**Written request**
Select the lines that hold the word "rendements" and copy each one.

****************

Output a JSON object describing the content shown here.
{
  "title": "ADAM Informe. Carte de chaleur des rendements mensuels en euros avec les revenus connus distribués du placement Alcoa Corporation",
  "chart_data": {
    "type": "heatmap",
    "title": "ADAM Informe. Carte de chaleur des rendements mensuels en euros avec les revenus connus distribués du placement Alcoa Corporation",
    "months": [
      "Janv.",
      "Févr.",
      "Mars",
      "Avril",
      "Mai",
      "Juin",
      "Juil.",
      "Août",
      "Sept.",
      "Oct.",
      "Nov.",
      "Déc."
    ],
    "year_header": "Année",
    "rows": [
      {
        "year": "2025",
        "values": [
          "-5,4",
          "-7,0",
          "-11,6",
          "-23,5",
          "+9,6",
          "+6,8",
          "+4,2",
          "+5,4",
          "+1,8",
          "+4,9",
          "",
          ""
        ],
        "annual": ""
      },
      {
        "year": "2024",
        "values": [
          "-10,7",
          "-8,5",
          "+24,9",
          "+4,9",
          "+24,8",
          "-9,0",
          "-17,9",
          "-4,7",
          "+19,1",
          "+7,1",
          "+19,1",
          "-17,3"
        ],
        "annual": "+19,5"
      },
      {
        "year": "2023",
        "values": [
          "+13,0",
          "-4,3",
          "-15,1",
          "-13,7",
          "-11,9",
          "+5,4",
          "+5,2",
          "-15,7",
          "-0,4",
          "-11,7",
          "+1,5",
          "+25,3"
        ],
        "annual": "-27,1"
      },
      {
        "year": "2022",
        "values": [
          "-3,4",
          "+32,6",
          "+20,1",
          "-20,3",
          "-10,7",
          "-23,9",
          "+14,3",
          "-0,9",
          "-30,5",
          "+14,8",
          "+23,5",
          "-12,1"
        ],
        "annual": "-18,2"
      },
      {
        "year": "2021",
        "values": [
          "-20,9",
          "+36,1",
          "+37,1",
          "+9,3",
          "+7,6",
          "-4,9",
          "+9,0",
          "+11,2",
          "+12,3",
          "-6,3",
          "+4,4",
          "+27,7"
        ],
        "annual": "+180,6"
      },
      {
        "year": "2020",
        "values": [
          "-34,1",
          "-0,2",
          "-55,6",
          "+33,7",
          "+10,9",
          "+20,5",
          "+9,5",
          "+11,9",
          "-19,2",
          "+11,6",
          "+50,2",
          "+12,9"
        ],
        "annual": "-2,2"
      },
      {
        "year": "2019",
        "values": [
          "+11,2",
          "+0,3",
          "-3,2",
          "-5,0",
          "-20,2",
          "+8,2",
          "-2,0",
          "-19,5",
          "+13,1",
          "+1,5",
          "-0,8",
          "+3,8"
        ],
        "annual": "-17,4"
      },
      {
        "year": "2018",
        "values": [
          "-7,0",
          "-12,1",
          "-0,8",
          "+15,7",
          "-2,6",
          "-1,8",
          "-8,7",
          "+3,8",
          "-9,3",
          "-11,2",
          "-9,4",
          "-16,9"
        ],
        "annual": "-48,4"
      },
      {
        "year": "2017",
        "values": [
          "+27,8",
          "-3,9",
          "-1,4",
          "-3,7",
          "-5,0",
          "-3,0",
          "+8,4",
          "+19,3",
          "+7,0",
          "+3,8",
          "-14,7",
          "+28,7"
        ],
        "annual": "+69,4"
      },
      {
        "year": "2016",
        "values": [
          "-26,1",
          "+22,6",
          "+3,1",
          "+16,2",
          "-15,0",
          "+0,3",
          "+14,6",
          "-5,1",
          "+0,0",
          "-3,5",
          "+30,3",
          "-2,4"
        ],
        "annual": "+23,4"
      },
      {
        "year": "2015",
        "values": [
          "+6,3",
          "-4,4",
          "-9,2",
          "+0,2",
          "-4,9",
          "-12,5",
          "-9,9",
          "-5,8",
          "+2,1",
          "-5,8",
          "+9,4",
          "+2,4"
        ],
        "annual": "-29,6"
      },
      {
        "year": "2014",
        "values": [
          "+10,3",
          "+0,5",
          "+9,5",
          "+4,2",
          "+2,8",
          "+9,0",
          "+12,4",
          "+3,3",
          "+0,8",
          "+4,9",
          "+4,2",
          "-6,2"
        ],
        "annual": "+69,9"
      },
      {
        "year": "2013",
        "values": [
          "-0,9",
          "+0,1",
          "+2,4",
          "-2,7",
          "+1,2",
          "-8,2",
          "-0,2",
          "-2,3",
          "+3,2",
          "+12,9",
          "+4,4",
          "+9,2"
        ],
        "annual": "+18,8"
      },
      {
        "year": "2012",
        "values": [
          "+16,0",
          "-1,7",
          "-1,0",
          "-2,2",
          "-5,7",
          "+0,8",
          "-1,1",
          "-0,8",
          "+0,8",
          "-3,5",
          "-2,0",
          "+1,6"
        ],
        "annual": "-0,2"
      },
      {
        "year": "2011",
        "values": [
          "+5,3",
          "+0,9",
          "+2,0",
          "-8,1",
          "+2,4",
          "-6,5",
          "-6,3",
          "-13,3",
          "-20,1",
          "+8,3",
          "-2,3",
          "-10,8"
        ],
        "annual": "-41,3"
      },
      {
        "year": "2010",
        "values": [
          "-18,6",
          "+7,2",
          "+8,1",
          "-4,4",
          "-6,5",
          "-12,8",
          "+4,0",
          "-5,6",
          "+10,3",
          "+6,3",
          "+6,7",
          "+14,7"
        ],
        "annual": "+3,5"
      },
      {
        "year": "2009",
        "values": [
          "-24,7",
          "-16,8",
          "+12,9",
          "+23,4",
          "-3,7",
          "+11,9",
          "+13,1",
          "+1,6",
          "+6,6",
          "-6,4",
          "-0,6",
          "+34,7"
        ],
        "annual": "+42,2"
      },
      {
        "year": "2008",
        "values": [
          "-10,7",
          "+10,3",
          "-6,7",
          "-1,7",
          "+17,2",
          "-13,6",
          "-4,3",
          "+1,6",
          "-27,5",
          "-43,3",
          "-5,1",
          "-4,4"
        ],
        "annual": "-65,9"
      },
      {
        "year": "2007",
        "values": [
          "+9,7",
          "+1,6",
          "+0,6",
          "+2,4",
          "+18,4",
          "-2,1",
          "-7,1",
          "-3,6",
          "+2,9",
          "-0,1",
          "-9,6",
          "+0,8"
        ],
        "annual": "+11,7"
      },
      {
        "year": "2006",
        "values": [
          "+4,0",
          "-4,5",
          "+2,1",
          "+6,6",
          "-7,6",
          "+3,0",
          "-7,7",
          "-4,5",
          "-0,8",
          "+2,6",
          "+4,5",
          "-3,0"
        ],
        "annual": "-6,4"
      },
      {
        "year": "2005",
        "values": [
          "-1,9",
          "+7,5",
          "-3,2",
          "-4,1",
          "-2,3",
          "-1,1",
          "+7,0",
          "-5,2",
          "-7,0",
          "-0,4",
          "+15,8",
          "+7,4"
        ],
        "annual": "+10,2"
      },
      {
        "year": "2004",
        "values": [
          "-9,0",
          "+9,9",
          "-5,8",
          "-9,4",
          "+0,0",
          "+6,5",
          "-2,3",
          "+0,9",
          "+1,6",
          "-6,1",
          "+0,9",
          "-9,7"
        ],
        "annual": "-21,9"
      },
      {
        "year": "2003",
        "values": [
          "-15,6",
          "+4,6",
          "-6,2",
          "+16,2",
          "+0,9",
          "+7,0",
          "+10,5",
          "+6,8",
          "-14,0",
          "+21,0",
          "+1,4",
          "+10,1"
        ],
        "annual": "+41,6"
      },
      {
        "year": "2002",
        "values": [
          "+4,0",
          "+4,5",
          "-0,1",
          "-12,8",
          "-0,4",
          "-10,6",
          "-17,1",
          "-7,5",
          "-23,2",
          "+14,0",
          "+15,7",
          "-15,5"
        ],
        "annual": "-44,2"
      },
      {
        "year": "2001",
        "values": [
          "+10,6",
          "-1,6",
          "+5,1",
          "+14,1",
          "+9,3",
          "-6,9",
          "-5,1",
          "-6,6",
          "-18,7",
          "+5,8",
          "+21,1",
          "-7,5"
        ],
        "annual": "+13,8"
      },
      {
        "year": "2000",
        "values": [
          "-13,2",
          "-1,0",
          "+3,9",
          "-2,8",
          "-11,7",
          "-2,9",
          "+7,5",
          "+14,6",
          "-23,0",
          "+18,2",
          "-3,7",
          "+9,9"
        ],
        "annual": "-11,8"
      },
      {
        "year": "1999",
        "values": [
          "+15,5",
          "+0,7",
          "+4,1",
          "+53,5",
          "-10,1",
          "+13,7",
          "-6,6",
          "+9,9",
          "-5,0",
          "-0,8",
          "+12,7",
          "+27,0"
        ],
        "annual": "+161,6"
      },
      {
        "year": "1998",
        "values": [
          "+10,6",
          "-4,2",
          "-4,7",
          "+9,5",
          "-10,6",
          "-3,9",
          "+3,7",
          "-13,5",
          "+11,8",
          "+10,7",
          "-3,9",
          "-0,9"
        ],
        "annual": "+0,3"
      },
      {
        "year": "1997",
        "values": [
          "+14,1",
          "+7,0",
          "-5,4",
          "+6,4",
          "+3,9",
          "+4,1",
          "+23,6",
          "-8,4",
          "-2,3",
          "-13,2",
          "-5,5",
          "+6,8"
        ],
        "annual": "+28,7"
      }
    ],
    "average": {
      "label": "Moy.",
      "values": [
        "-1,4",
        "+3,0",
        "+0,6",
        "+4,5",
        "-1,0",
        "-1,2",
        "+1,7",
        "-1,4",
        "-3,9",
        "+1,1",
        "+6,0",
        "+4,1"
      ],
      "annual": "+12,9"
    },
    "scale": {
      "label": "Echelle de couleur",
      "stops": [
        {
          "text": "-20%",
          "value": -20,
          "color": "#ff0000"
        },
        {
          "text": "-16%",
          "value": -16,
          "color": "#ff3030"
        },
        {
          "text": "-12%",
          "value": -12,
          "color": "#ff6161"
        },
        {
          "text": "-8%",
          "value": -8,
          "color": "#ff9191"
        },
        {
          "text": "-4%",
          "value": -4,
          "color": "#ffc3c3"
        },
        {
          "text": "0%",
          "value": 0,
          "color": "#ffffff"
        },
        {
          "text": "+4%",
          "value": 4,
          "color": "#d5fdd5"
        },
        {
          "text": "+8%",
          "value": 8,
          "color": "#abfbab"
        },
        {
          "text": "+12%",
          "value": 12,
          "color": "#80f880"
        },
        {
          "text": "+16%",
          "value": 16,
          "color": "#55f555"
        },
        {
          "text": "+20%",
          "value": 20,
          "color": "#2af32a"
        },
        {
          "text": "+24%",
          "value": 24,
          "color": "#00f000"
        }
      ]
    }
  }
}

****************

**Task response**
  "title": "ADAM Informe. Carte de chaleur des rendements mensuels en euros avec les revenus connus distribués du placement Alcoa Corporation",
    "title": "ADAM Informe. Carte de chaleur des rendements mensuels en euros avec les revenus connus distribués du placement Alcoa Corporation",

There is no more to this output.